→ Written request
Whenever a line below holds the word "امور", copy that line.
** START OF The data **
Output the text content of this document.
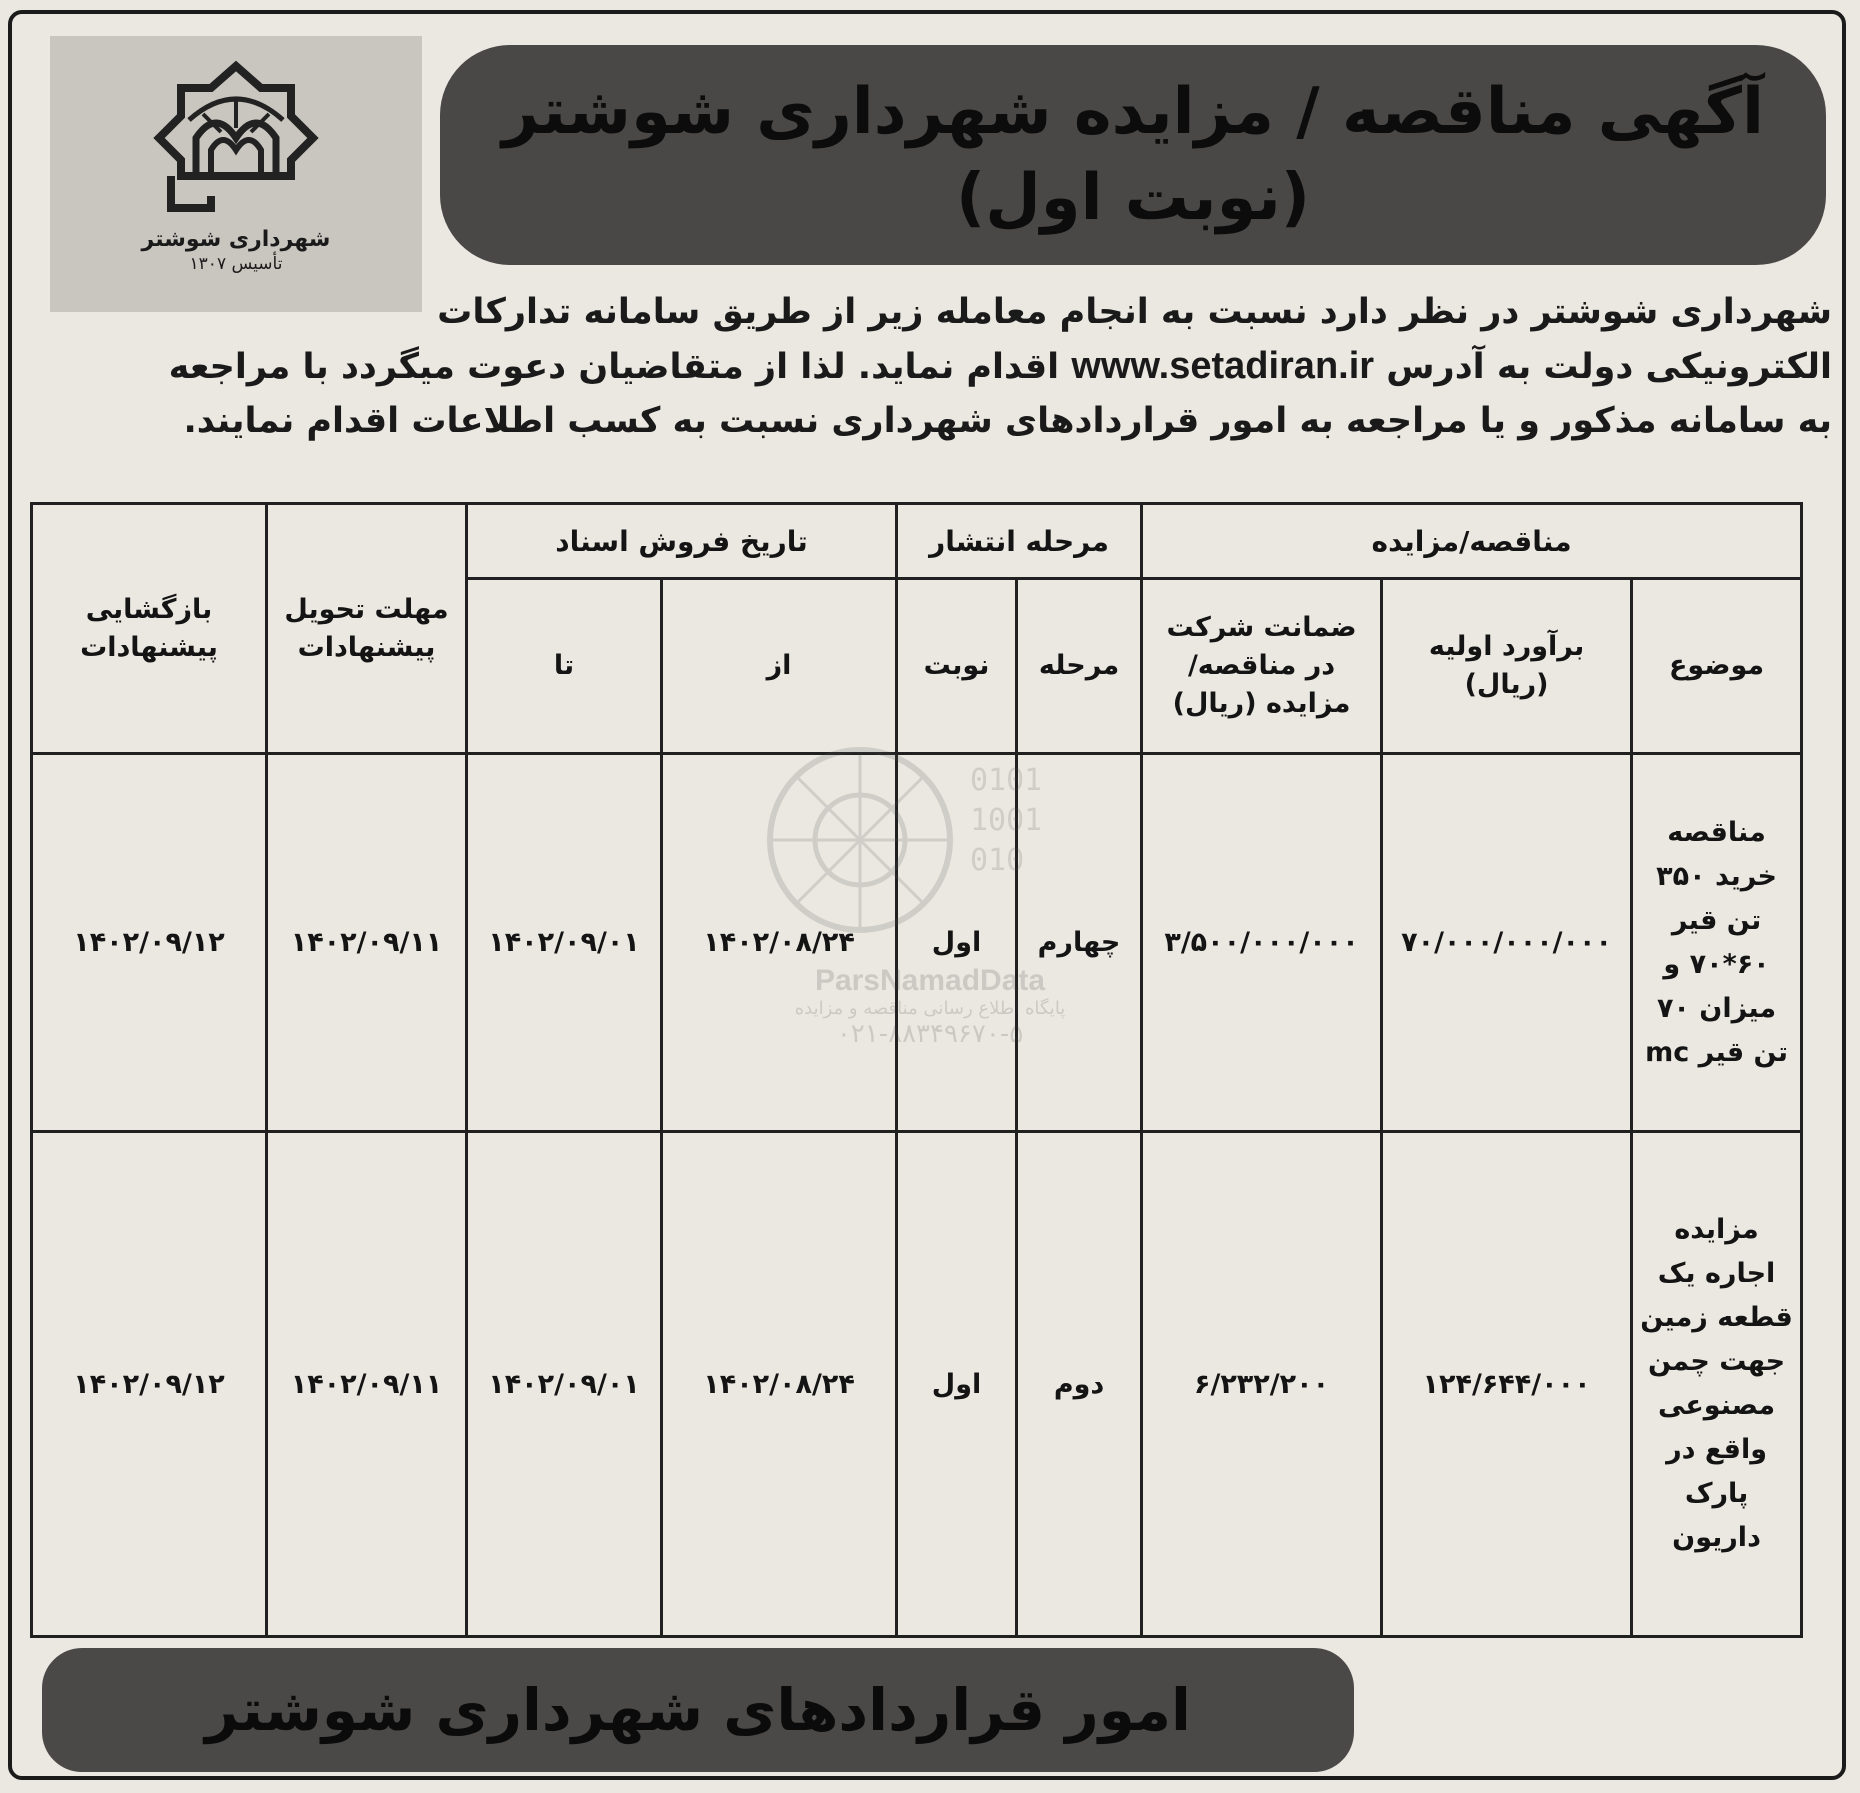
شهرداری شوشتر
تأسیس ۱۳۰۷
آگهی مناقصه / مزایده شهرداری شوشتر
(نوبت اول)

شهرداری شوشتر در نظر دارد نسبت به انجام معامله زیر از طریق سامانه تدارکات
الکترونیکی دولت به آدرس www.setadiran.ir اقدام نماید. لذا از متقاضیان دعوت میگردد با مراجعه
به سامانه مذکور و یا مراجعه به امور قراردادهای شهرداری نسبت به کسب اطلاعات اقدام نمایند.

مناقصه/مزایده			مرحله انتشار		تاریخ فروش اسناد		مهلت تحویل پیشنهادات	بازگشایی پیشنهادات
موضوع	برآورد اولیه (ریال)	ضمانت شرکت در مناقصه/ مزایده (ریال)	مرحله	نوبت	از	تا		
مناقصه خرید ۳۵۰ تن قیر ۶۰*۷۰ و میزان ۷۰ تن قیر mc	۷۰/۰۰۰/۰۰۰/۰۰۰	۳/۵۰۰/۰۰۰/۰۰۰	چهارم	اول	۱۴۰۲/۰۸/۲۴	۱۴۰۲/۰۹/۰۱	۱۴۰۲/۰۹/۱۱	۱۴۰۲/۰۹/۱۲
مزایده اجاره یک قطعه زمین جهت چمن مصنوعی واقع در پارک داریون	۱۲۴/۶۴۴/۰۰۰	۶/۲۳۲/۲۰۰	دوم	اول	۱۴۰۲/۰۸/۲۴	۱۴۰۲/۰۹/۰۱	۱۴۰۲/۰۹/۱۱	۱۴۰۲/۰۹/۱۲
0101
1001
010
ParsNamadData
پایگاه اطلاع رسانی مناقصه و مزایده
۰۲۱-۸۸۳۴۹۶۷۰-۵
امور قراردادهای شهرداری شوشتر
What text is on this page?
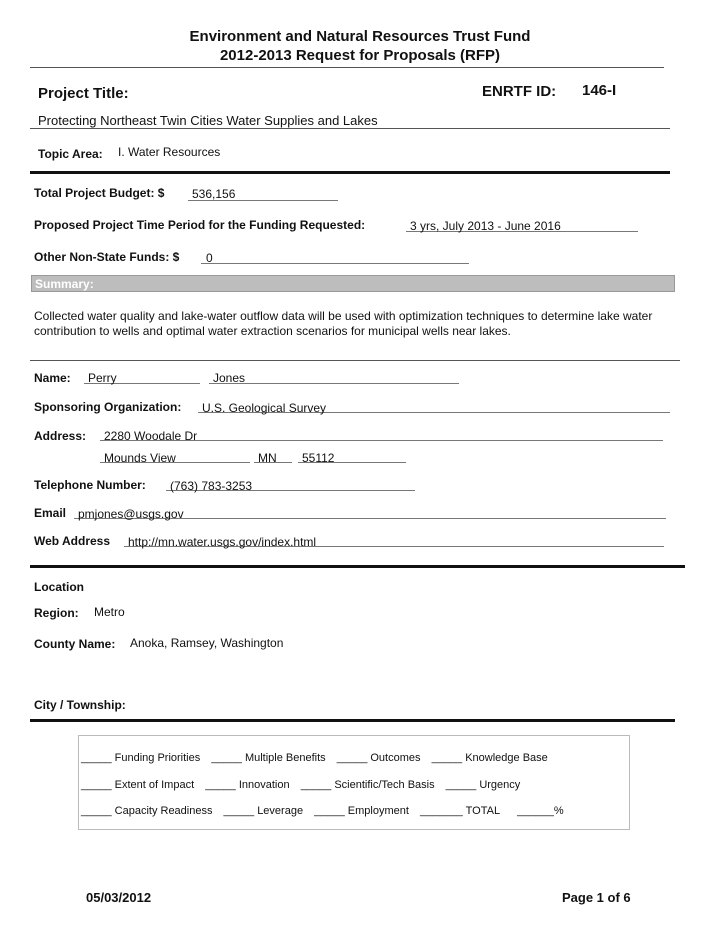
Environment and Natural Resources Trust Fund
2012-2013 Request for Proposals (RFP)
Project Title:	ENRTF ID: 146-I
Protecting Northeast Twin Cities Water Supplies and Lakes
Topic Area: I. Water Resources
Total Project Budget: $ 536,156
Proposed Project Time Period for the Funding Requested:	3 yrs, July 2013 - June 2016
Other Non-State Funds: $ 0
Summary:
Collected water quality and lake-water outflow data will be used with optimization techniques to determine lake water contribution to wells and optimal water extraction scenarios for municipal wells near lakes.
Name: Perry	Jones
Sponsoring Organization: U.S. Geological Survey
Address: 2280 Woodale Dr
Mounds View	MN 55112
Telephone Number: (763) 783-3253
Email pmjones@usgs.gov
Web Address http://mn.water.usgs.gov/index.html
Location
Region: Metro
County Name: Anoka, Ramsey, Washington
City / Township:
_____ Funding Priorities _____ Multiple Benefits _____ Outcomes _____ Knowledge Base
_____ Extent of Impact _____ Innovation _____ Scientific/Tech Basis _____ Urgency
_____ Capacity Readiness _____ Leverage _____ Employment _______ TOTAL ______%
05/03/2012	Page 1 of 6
** END OF The data **
→ Task output
به سامانه مذکور و یا مراجعه به امور قراردادهای شهرداری نسبت به کسب اطلاعات اقدام نمایند.
امور قراردادهای شهرداری شوشتر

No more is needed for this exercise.